Work to be completed. Repeat all of the material below exactly as written, images excluded.

Records.
- - -

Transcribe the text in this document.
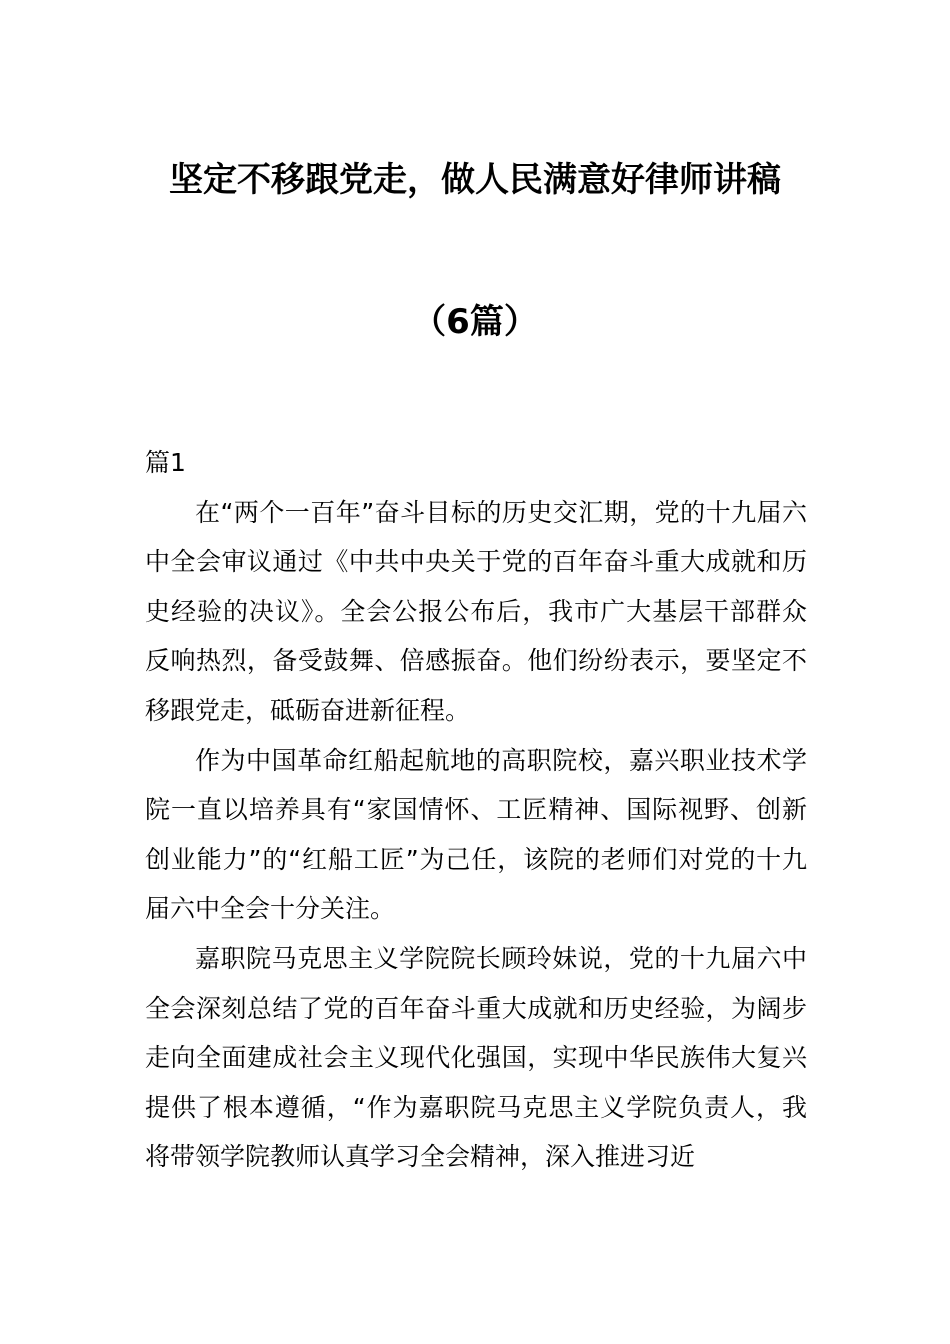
坚定不移跟党走，做人民满意好律师讲稿
（6篇）

篇1

在“两个一百年”奋斗目标的历史交汇期，党的十九届六中全会审议通过《中共中央关于党的百年奋斗重大成就和历史经验的决议》。全会公报公布后，我市广大基层干部群众反响热烈，备受鼓舞、倍感振奋。他们纷纷表示，要坚定不移跟党走，砥砺奋进新征程。

作为中国革命红船起航地的高职院校，嘉兴职业技术学院一直以培养具有“家国情怀、工匠精神、国际视野、创新创业能力”的“红船工匠”为己任，该院的老师们对党的十九届六中全会十分关注。

嘉职院马克思主义学院院长顾玲妹说，党的十九届六中全会深刻总结了党的百年奋斗重大成就和历史经验，为阔步走向全面建成社会主义现代化强国，实现中华民族伟大复兴提供了根本遵循，“作为嘉职院马克思主义学院负责人，我将带领学院教师认真学习全会精神，深入推进习近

- - -

Written response.
Transcribe the text in this document.
坚定不移跟党走，做人民满意好律师讲稿
（6篇）

篇1

在“两个一百年”奋斗目标的历史交汇期，党的十九届六中全会审议通过《中共中央关于党的百年奋斗重大成就和历史经验的决议》。全会公报公布后，我市广大基层干部群众反响热烈，备受鼓舞、倍感振奋。他们纷纷表示，要坚定不移跟党走，砥砺奋进新征程。

作为中国革命红船起航地的高职院校，嘉兴职业技术学院一直以培养具有“家国情怀、工匠精神、国际视野、创新创业能力”的“红船工匠”为己任，该院的老师们对党的十九届六中全会十分关注。

嘉职院马克思主义学院院长顾玲妹说，党的十九届六中全会深刻总结了党的百年奋斗重大成就和历史经验，为阔步走向全面建成社会主义现代化强国，实现中华民族伟大复兴提供了根本遵循，“作为嘉职院马克思主义学院负责人，我将带领学院教师认真学习全会精神，深入推进习近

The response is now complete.